Directive -> Look through the data below. Collect every line where the word "text" occurs.

[Items listed in a dataset]
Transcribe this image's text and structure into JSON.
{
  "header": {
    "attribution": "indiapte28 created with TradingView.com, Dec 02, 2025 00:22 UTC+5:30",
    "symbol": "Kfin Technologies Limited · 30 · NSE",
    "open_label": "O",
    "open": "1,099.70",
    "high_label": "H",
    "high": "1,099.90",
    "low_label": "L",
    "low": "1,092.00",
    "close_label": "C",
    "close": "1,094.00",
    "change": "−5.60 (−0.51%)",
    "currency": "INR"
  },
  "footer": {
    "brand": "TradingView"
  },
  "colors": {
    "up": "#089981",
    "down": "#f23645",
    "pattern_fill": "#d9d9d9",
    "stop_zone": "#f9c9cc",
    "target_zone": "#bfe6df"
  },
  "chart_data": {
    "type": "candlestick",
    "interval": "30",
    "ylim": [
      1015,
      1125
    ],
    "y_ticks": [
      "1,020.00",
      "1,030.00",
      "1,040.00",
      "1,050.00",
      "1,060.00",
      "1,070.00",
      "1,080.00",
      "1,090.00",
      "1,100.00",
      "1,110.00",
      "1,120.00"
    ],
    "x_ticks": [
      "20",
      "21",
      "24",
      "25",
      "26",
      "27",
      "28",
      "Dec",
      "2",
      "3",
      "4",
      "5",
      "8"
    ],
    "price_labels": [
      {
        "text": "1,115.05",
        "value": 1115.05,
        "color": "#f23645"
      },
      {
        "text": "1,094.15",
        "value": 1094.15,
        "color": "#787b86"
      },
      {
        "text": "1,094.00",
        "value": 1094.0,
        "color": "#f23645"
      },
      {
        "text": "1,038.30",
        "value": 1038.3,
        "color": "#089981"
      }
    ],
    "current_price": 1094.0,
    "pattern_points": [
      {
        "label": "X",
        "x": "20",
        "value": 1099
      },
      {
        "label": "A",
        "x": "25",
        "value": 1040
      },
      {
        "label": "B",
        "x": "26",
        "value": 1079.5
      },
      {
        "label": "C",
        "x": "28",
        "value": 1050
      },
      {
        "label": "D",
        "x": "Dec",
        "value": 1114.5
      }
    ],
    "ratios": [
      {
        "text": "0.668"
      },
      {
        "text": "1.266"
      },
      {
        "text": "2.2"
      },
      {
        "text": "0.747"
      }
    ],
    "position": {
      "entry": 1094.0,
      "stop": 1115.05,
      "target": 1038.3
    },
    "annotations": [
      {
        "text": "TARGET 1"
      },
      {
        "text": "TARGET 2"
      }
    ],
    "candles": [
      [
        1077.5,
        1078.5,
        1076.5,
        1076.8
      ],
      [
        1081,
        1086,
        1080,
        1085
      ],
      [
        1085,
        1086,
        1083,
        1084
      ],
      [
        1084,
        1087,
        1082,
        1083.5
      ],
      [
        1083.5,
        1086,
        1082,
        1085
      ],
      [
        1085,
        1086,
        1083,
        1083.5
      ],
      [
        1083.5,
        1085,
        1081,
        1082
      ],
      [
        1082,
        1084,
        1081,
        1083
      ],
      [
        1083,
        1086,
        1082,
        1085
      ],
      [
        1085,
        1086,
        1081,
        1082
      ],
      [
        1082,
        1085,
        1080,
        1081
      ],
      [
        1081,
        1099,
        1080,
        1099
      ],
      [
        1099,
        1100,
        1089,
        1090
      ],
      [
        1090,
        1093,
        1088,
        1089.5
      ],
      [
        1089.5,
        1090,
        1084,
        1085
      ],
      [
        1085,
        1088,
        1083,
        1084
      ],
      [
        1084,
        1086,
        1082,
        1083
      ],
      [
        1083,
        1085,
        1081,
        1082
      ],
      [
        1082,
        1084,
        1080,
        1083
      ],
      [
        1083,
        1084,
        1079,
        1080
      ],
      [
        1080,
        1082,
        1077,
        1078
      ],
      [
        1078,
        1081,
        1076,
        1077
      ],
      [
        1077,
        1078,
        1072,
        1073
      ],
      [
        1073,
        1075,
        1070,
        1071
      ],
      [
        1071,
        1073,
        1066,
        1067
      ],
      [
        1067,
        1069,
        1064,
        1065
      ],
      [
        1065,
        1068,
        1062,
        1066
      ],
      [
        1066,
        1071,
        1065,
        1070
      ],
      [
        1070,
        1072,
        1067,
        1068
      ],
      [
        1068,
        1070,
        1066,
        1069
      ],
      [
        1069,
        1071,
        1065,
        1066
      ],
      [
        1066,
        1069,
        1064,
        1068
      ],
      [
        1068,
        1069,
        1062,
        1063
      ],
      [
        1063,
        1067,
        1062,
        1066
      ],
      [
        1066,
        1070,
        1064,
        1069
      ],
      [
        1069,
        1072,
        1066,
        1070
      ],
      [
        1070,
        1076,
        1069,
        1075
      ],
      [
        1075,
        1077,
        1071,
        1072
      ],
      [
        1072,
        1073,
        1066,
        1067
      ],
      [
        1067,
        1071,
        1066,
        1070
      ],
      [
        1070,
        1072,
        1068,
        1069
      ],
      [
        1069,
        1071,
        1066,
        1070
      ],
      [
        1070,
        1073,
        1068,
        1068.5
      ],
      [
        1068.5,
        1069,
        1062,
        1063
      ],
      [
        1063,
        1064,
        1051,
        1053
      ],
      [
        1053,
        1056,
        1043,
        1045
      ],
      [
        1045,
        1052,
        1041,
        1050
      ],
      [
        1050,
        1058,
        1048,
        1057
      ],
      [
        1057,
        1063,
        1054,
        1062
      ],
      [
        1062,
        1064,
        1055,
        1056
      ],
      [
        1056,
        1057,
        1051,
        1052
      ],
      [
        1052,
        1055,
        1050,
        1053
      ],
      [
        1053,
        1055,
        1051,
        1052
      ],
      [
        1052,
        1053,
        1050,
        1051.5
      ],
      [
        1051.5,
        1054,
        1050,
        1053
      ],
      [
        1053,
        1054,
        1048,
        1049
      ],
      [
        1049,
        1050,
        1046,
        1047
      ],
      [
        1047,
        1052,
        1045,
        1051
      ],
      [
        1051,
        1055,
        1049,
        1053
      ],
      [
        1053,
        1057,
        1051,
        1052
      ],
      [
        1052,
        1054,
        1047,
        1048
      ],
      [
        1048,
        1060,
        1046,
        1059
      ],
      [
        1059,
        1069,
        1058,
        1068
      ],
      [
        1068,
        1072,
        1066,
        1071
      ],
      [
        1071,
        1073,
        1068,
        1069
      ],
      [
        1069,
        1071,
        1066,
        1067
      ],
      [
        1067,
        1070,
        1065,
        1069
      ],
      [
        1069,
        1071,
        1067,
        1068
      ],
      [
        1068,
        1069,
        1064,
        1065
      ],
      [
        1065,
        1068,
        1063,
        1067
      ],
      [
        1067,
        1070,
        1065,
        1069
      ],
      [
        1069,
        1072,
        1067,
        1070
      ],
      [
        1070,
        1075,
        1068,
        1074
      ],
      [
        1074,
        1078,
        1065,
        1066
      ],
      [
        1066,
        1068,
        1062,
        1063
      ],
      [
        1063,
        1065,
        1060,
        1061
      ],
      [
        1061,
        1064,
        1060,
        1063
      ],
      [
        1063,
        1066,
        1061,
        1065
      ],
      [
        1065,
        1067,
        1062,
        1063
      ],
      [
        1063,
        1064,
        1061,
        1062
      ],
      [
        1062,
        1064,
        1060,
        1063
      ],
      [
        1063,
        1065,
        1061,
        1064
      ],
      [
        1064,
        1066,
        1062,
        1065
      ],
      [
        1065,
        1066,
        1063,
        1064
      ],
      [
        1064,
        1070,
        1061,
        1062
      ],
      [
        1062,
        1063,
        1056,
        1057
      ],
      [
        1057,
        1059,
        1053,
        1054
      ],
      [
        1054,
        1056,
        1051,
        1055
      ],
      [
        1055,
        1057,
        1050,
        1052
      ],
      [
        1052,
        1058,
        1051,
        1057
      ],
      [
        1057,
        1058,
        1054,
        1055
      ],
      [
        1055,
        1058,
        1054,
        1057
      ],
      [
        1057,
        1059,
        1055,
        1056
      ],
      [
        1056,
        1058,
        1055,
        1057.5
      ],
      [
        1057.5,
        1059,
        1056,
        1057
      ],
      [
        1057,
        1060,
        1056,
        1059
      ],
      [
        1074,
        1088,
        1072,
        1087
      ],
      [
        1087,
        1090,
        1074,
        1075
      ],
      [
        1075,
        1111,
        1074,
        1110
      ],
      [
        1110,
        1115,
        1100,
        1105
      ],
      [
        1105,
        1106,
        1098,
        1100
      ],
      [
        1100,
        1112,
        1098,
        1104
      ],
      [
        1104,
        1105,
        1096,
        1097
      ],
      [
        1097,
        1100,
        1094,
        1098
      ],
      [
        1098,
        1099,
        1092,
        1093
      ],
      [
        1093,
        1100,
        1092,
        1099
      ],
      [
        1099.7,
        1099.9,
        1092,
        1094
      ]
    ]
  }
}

Written solution ->
Transcribe this image's text and structure into JSON.
        "text": "1,115.05",
        "text": "1,094.15",
        "text": "1,094.00",
        "text": "1,038.30",
        "text": "0.668"
        "text": "1.266"
        "text": "2.2"
        "text": "0.747"
        "text": "TARGET 1"
        "text": "TARGET 2"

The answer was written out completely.